→ Written exercise: Repeat, exactly and completely, the material that follows. Omit the pictures.

→ Extracted records:
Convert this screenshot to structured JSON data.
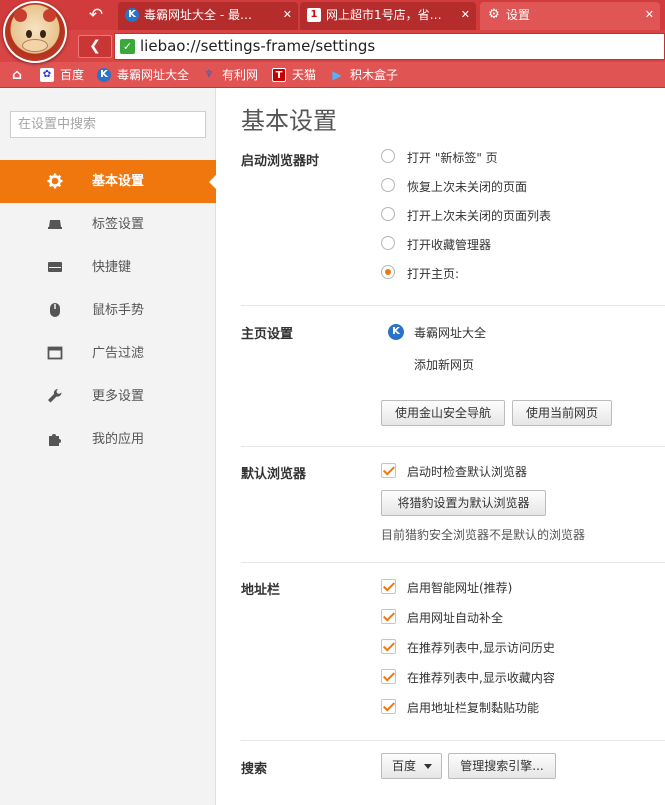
{
  "window": {
    "tabs": [
      {
        "title": "毒霸网址大全 - 最安...",
        "icon": "K",
        "active": false
      },
      {
        "title": "网上超市1号店，省力...",
        "icon": "1",
        "active": false
      },
      {
        "title": "设置",
        "icon": "gear-icon",
        "active": true
      }
    ],
    "url": "liebao://settings-frame/settings"
  },
  "bookmarks": [
    {
      "label": "",
      "icon": "home-icon"
    },
    {
      "label": "百度",
      "icon": "baidu-paw-icon"
    },
    {
      "label": "毒霸网址大全",
      "icon": "K"
    },
    {
      "label": "有利网",
      "icon": "youli-icon"
    },
    {
      "label": "天猫",
      "icon": "T"
    },
    {
      "label": "积木盒子",
      "icon": "play-icon"
    }
  ],
  "sidebar": {
    "search_placeholder": "在设置中搜索",
    "items": [
      {
        "label": "基本设置",
        "icon": "gear-icon",
        "active": true
      },
      {
        "label": "标签设置",
        "icon": "tab-icon",
        "active": false
      },
      {
        "label": "快捷键",
        "icon": "keyboard-icon",
        "active": false
      },
      {
        "label": "鼠标手势",
        "icon": "mouse-icon",
        "active": false
      },
      {
        "label": "广告过滤",
        "icon": "window-icon",
        "active": false
      },
      {
        "label": "更多设置",
        "icon": "wrench-icon",
        "active": false
      },
      {
        "label": "我的应用",
        "icon": "puzzle-icon",
        "active": false
      }
    ]
  },
  "main": {
    "title": "基本设置",
    "startup": {
      "label": "启动浏览器时",
      "options": [
        {
          "label": "打开 \"新标签\" 页",
          "selected": false
        },
        {
          "label": "恢复上次未关闭的页面",
          "selected": false
        },
        {
          "label": "打开上次未关闭的页面列表",
          "selected": false
        },
        {
          "label": "打开收藏管理器",
          "selected": false
        },
        {
          "label": "打开主页:",
          "selected": true
        }
      ]
    },
    "homepage": {
      "label": "主页设置",
      "entry": "毒霸网址大全",
      "entry_icon": "K",
      "add_link": "添加新网页",
      "btn_safe_nav": "使用金山安全导航",
      "btn_current": "使用当前网页"
    },
    "default_browser": {
      "label": "默认浏览器",
      "check_label": "启动时检查默认浏览器",
      "checked": true,
      "btn_set_default": "将猎豹设置为默认浏览器",
      "status": "目前猎豹安全浏览器不是默认的浏览器"
    },
    "address_bar": {
      "label": "地址栏",
      "options": [
        {
          "label": "启用智能网址(推荐)",
          "checked": true
        },
        {
          "label": "启用网址自动补全",
          "checked": true
        },
        {
          "label": "在推荐列表中,显示访问历史",
          "checked": true
        },
        {
          "label": "在推荐列表中,显示收藏内容",
          "checked": true
        },
        {
          "label": "启用地址栏复制黏贴功能",
          "checked": true
        }
      ]
    },
    "search": {
      "label": "搜索",
      "engine": "百度",
      "btn_manage": "管理搜索引擎..."
    }
  },
  "colors": {
    "chrome_red": "#d23b3b",
    "accent_orange": "#f0770e",
    "sidebar_bg": "#f3f3f3"
  }
}
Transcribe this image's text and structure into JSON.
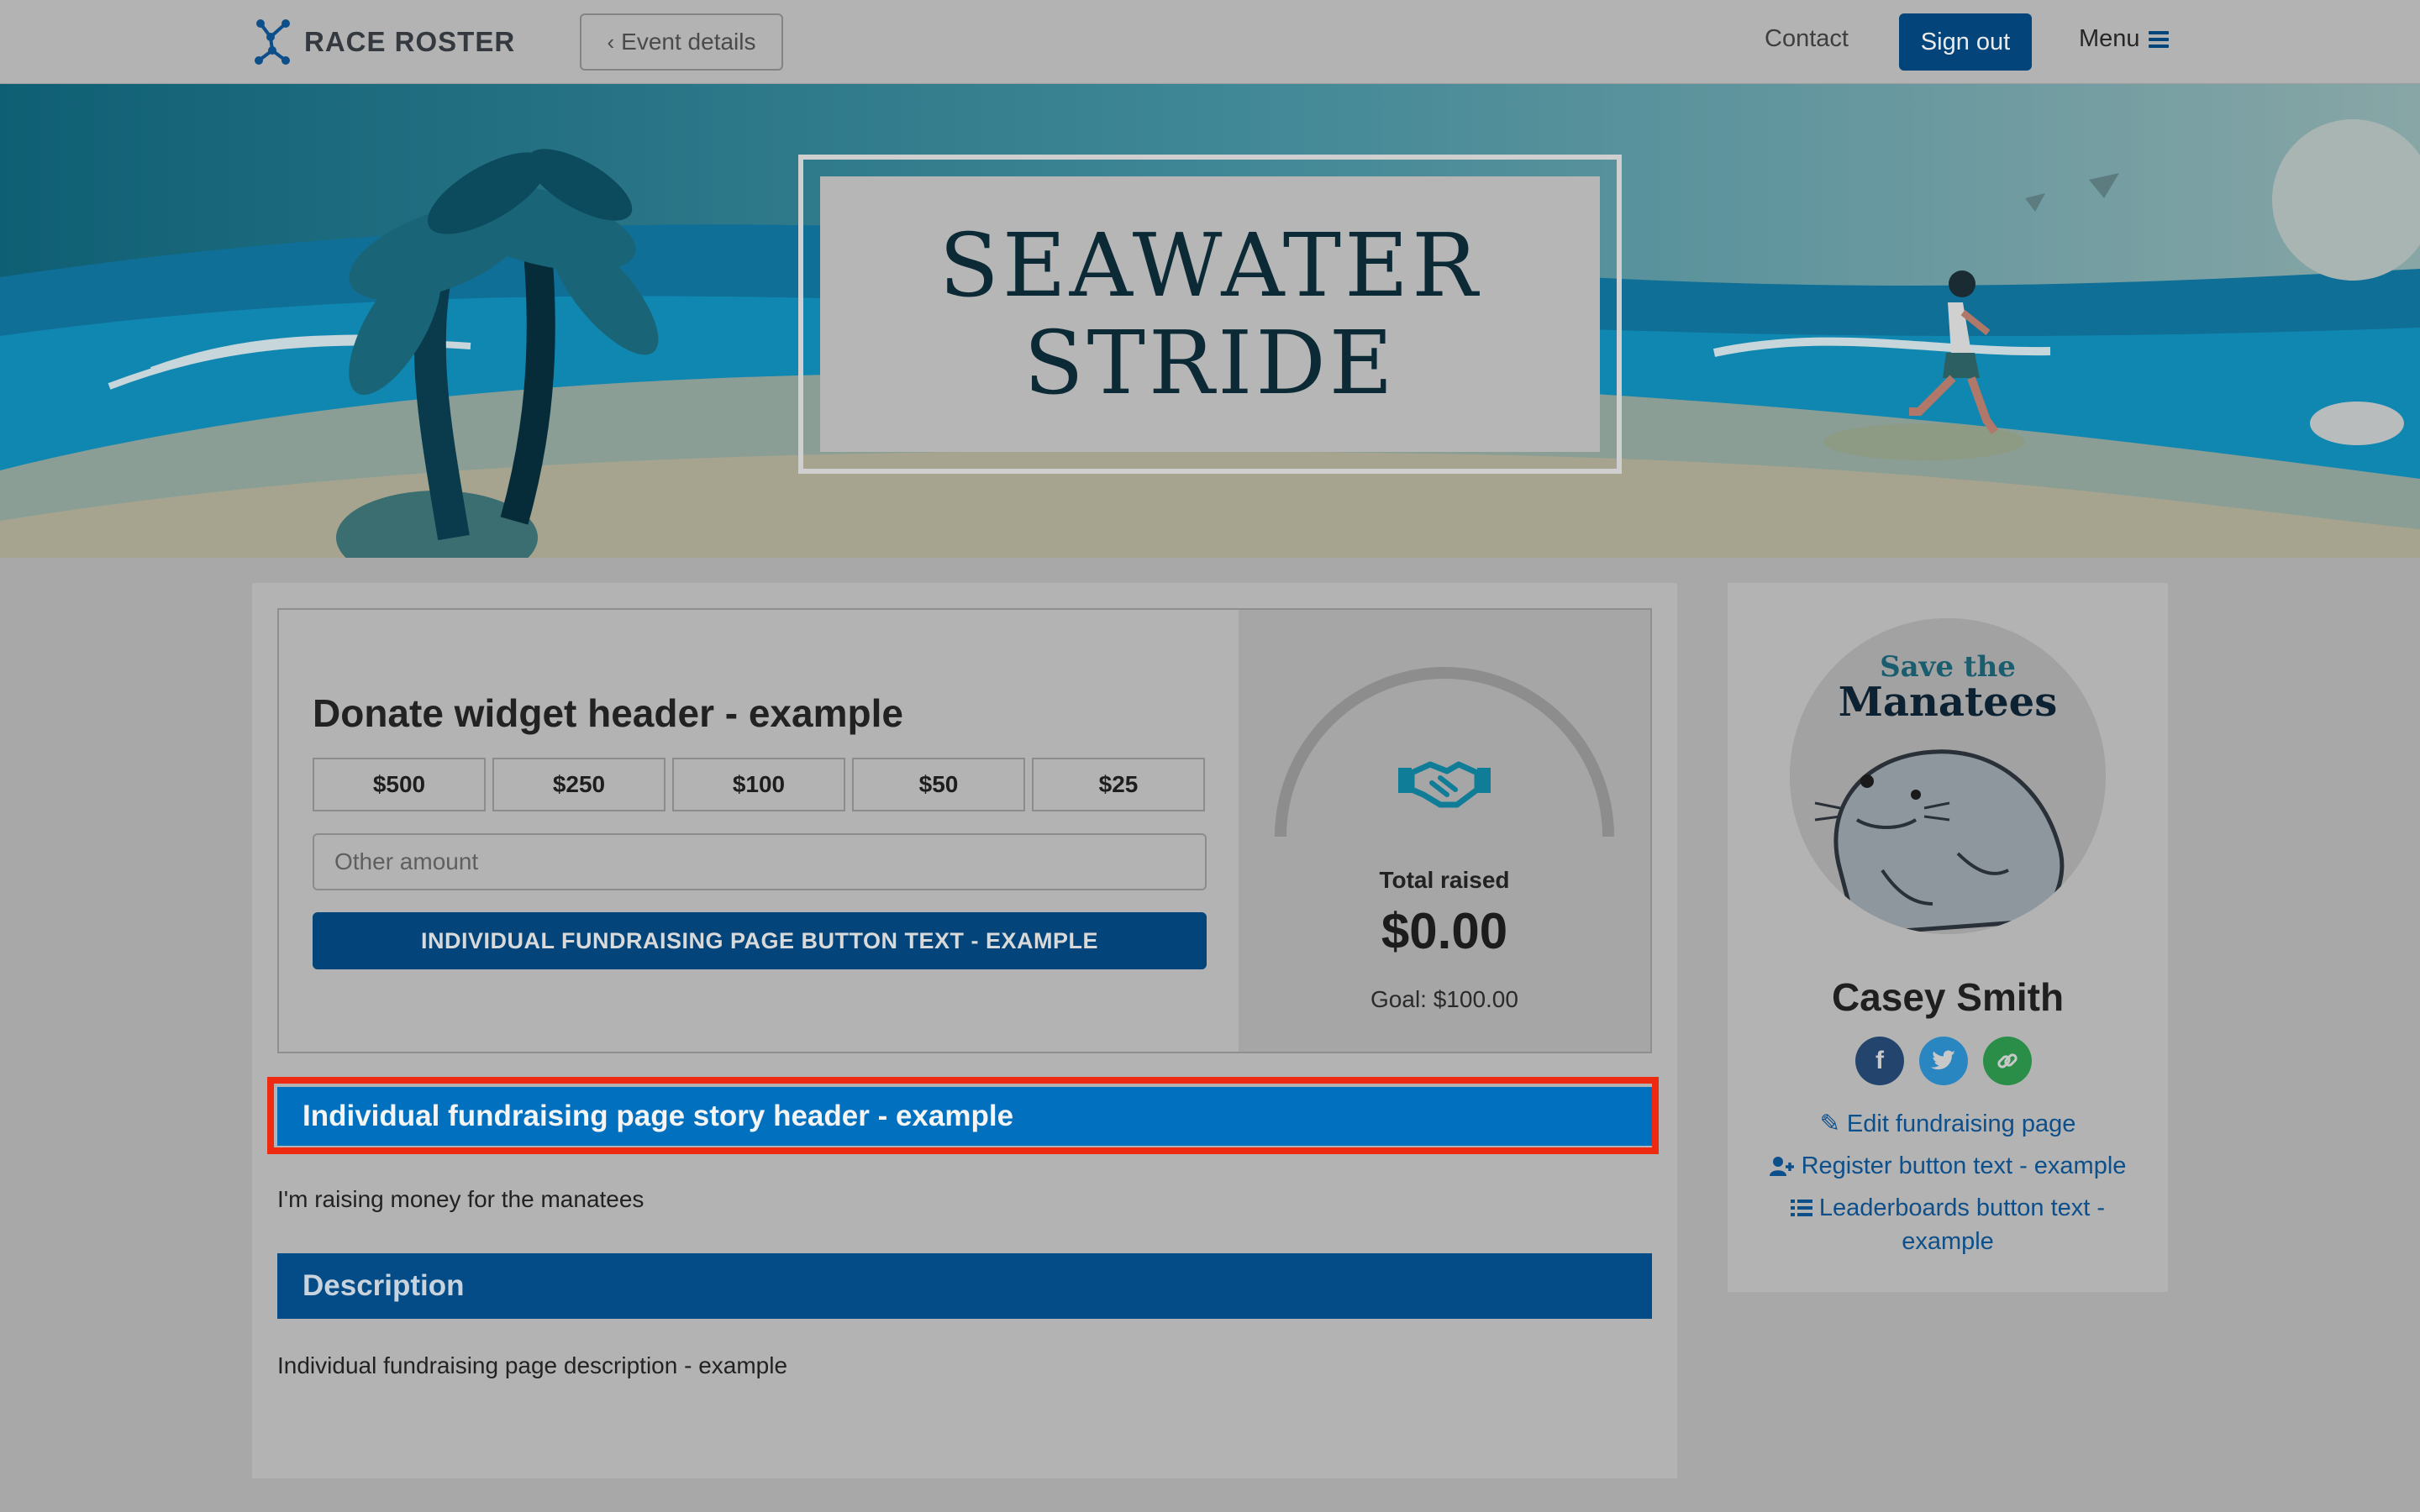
{
  "topbar": {
    "logo_text": "RACE ROSTER",
    "event_details_label": "Event details",
    "contact_label": "Contact",
    "signout_label": "Sign out",
    "menu_label": "Menu"
  },
  "banner": {
    "title_line1": "SEAWATER",
    "title_line2": "STRIDE"
  },
  "donate": {
    "header": "Donate widget header - example",
    "amounts": [
      "$500",
      "$250",
      "$100",
      "$50",
      "$25"
    ],
    "other_placeholder": "Other amount",
    "button_label": "INDIVIDUAL FUNDRAISING PAGE BUTTON TEXT - EXAMPLE",
    "total_label": "Total raised",
    "total_value": "$0.00",
    "goal": "Goal: $100.00",
    "progress_fraction": 0
  },
  "story": {
    "header": "Individual fundraising page story header - example",
    "text": "I'm raising money for the manatees"
  },
  "description": {
    "header": "Description",
    "text": "Individual fundraising page description - example"
  },
  "sidebar": {
    "avatar_top": "Save the",
    "avatar_main": "Manatees",
    "name": "Casey Smith",
    "socials": [
      "facebook-icon",
      "twitter-icon",
      "link-icon"
    ],
    "edit_link": "Edit fundraising page",
    "register_link": "Register button text - example",
    "leaderboards_link_line1": "Leaderboards button text -",
    "leaderboards_link_line2": "example"
  },
  "colors": {
    "brand_navy": "#03457a",
    "story_blue": "#0070bf",
    "highlight_red": "#ee2a12"
  }
}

→ Solution for this exercise:
Convert this screenshot to structured JSON data.
{
  "window": {
    "tabs": [
      {
        "title": "毒霸网址大全 - 最安...",
        "icon": "K",
        "active": false
      },
      {
        "title": "网上超市1号店，省力...",
        "icon": "1",
        "active": false
      },
      {
        "title": "设置",
        "icon": "gear-icon",
        "active": true
      }
    ],
    "url": "liebao://settings-frame/settings"
  },
  "bookmarks": [
    {
      "label": "",
      "icon": "home-icon"
    },
    {
      "label": "百度",
      "icon": "baidu-paw-icon"
    },
    {
      "label": "毒霸网址大全",
      "icon": "K"
    },
    {
      "label": "有利网",
      "icon": "youli-icon"
    },
    {
      "label": "天猫",
      "icon": "T"
    },
    {
      "label": "积木盒子",
      "icon": "play-icon"
    }
  ],
  "sidebar": {
    "search_placeholder": "在设置中搜索",
    "items": [
      {
        "label": "基本设置",
        "icon": "gear-icon",
        "active": true
      },
      {
        "label": "标签设置",
        "icon": "tab-icon",
        "active": false
      },
      {
        "label": "快捷键",
        "icon": "keyboard-icon",
        "active": false
      },
      {
        "label": "鼠标手势",
        "icon": "mouse-icon",
        "active": false
      },
      {
        "label": "广告过滤",
        "icon": "window-icon",
        "active": false
      },
      {
        "label": "更多设置",
        "icon": "wrench-icon",
        "active": false
      },
      {
        "label": "我的应用",
        "icon": "puzzle-icon",
        "active": false
      }
    ]
  },
  "main": {
    "title": "基本设置",
    "startup": {
      "label": "启动浏览器时",
      "options": [
        {
          "label": "打开 \"新标签\" 页",
          "selected": false
        },
        {
          "label": "恢复上次未关闭的页面",
          "selected": false
        },
        {
          "label": "打开上次未关闭的页面列表",
          "selected": false
        },
        {
          "label": "打开收藏管理器",
          "selected": false
        },
        {
          "label": "打开主页:",
          "selected": true
        }
      ]
    },
    "homepage": {
      "label": "主页设置",
      "entry": "毒霸网址大全",
      "entry_icon": "K",
      "add_link": "添加新网页",
      "btn_safe_nav": "使用金山安全导航",
      "btn_current": "使用当前网页"
    },
    "default_browser": {
      "label": "默认浏览器",
      "check_label": "启动时检查默认浏览器",
      "checked": true,
      "btn_set_default": "将猎豹设置为默认浏览器",
      "status": "目前猎豹安全浏览器不是默认的浏览器"
    },
    "address_bar": {
      "label": "地址栏",
      "options": [
        {
          "label": "启用智能网址(推荐)",
          "checked": true
        },
        {
          "label": "启用网址自动补全",
          "checked": true
        },
        {
          "label": "在推荐列表中,显示访问历史",
          "checked": true
        },
        {
          "label": "在推荐列表中,显示收藏内容",
          "checked": true
        },
        {
          "label": "启用地址栏复制黏贴功能",
          "checked": true
        }
      ]
    },
    "search": {
      "label": "搜索",
      "engine": "百度",
      "btn_manage": "管理搜索引擎..."
    }
  },
  "colors": {
    "chrome_red": "#d23b3b",
    "accent_orange": "#f0770e",
    "sidebar_bg": "#f3f3f3"
  }
}
Transcribe this image's text and structure into JSON.
{
  "topbar": {
    "logo_text": "RACE ROSTER",
    "event_details_label": "Event details",
    "contact_label": "Contact",
    "signout_label": "Sign out",
    "menu_label": "Menu"
  },
  "banner": {
    "title_line1": "SEAWATER",
    "title_line2": "STRIDE"
  },
  "donate": {
    "header": "Donate widget header - example",
    "amounts": [
      "$500",
      "$250",
      "$100",
      "$50",
      "$25"
    ],
    "other_placeholder": "Other amount",
    "button_label": "INDIVIDUAL FUNDRAISING PAGE BUTTON TEXT - EXAMPLE",
    "total_label": "Total raised",
    "total_value": "$0.00",
    "goal": "Goal: $100.00",
    "progress_fraction": 0
  },
  "story": {
    "header": "Individual fundraising page story header - example",
    "text": "I'm raising money for the manatees"
  },
  "description": {
    "header": "Description",
    "text": "Individual fundraising page description - example"
  },
  "sidebar": {
    "avatar_top": "Save the",
    "avatar_main": "Manatees",
    "name": "Casey Smith",
    "socials": [
      "facebook-icon",
      "twitter-icon",
      "link-icon"
    ],
    "edit_link": "Edit fundraising page",
    "register_link": "Register button text - example",
    "leaderboards_link_line1": "Leaderboards button text -",
    "leaderboards_link_line2": "example"
  },
  "colors": {
    "brand_navy": "#03457a",
    "story_blue": "#0070bf",
    "highlight_red": "#ee2a12"
  }
}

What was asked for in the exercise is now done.